[Records from a dataset]
--------------------------------
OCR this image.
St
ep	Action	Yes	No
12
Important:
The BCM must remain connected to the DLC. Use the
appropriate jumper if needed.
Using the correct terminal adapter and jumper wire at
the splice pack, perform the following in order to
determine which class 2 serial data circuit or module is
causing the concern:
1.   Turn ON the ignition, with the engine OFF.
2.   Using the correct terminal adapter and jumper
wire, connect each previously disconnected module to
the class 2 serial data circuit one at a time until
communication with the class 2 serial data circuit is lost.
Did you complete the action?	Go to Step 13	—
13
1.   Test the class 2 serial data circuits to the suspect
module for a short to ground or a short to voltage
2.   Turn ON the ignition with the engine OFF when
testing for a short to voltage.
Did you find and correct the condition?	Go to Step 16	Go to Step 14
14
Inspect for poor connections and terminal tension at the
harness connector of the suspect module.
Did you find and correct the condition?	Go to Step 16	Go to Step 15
--------------------------------
**GIVEN TASK**
Determine the number of lines in the listing that contain the string "find". Write that number and nothing else.

**OUTPUT**
2